> _YOUR TASK_: Output every record word for word.

··· DATA SUPPLIED

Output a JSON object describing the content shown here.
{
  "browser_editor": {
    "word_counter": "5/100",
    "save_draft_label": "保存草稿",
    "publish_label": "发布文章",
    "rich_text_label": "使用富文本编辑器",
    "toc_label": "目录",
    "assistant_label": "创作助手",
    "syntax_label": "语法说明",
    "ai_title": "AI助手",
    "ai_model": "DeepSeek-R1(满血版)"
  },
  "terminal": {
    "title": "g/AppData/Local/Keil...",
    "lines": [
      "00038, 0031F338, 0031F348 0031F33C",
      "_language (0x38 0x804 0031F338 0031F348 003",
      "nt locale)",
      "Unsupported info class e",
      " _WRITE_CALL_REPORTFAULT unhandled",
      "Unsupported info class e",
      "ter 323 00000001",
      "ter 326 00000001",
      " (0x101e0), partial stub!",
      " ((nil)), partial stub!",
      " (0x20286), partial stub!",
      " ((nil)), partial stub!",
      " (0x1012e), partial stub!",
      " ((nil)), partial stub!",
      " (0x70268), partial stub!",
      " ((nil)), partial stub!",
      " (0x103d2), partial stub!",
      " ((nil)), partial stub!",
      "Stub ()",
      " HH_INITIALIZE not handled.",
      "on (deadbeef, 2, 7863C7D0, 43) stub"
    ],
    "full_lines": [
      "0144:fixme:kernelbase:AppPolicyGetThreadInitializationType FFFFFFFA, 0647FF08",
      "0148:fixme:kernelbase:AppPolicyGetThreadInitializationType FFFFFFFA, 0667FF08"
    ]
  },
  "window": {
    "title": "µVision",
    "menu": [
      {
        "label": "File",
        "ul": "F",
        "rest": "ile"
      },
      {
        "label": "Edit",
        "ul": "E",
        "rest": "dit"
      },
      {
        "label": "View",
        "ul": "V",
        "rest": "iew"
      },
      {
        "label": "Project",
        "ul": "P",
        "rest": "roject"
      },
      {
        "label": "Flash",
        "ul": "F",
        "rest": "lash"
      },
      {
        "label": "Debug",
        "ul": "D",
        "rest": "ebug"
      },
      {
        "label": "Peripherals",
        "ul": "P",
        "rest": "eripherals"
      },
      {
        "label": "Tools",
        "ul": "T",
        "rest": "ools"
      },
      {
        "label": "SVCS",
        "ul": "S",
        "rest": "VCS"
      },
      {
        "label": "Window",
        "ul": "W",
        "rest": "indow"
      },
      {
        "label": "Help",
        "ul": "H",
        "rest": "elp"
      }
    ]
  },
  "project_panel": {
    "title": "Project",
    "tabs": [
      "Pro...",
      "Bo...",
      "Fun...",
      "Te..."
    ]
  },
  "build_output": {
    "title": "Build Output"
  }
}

······

> _THE ANSWER_:
Output a JSON object describing the content shown here.
{
  "browser_editor": {
    "word_counter": "5/100",
    "save_draft_label": "保存草稿",
    "publish_label": "发布文章",
    "rich_text_label": "使用富文本编辑器",
    "toc_label": "目录",
    "assistant_label": "创作助手",
    "syntax_label": "语法说明",
    "ai_title": "AI助手",
    "ai_model": "DeepSeek-R1(满血版)"
  },
  "terminal": {
    "title": "g/AppData/Local/Keil...",
    "lines": [
      "00038, 0031F338, 0031F348 0031F33C",
      "_language (0x38 0x804 0031F338 0031F348 003",
      "nt locale)",
      "Unsupported info class e",
      " _WRITE_CALL_REPORTFAULT unhandled",
      "Unsupported info class e",
      "ter 323 00000001",
      "ter 326 00000001",
      " (0x101e0), partial stub!",
      " ((nil)), partial stub!",
      " (0x20286), partial stub!",
      " ((nil)), partial stub!",
      " (0x1012e), partial stub!",
      " ((nil)), partial stub!",
      " (0x70268), partial stub!",
      " ((nil)), partial stub!",
      " (0x103d2), partial stub!",
      " ((nil)), partial stub!",
      "Stub ()",
      " HH_INITIALIZE not handled.",
      "on (deadbeef, 2, 7863C7D0, 43) stub"
    ],
    "full_lines": [
      "0144:fixme:kernelbase:AppPolicyGetThreadInitializationType FFFFFFFA, 0647FF08",
      "0148:fixme:kernelbase:AppPolicyGetThreadInitializationType FFFFFFFA, 0667FF08"
    ]
  },
  "window": {
    "title": "µVision",
    "menu": [
      {
        "label": "File",
        "ul": "F",
        "rest": "ile"
      },
      {
        "label": "Edit",
        "ul": "E",
        "rest": "dit"
      },
      {
        "label": "View",
        "ul": "V",
        "rest": "iew"
      },
      {
        "label": "Project",
        "ul": "P",
        "rest": "roject"
      },
      {
        "label": "Flash",
        "ul": "F",
        "rest": "lash"
      },
      {
        "label": "Debug",
        "ul": "D",
        "rest": "ebug"
      },
      {
        "label": "Peripherals",
        "ul": "P",
        "rest": "eripherals"
      },
      {
        "label": "Tools",
        "ul": "T",
        "rest": "ools"
      },
      {
        "label": "SVCS",
        "ul": "S",
        "rest": "VCS"
      },
      {
        "label": "Window",
        "ul": "W",
        "rest": "indow"
      },
      {
        "label": "Help",
        "ul": "H",
        "rest": "elp"
      }
    ]
  },
  "project_panel": {
    "title": "Project",
    "tabs": [
      "Pro...",
      "Bo...",
      "Fun...",
      "Te..."
    ]
  },
  "build_output": {
    "title": "Build Output"
  }
}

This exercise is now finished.